● Data records
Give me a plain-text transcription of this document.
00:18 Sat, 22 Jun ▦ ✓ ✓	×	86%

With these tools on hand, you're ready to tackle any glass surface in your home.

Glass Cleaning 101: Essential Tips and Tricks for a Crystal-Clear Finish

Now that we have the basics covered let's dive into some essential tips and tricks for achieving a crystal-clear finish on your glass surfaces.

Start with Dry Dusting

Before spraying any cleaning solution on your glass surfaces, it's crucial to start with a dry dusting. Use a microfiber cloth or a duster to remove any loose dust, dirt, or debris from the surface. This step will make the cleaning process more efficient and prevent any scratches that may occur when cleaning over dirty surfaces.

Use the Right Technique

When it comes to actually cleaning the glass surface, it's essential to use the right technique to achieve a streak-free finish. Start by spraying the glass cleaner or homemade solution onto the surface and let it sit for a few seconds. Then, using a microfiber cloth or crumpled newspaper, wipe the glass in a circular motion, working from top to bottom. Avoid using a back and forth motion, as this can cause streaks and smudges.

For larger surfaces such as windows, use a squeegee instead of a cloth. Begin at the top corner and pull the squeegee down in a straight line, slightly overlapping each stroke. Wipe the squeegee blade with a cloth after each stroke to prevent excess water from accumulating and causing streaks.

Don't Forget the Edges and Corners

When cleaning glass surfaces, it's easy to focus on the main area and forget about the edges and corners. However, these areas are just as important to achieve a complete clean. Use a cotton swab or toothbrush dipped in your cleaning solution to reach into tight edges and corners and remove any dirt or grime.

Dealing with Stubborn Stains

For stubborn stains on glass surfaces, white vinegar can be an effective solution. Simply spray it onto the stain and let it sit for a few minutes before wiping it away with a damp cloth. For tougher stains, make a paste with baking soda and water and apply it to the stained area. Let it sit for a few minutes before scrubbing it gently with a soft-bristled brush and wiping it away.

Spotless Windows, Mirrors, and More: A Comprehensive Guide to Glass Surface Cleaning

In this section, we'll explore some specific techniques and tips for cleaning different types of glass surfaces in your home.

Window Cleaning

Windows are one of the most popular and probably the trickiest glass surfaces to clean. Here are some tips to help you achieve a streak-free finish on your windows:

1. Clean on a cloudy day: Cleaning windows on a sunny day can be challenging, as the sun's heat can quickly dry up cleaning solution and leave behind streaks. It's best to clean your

● To do
Copy all lines from the entries that contain the word "some".

● Exercise answer
Now that we have the basics covered let's dive into some essential tips and tricks for achieving a crystal-clear finish on your glass surfaces.
In this section, we'll explore some specific techniques and tips for cleaning different types of glass surfaces in your home.
Windows are one of the most popular and probably the trickiest glass surfaces to clean. Here are some tips to help you achieve a streak-free finish on your windows:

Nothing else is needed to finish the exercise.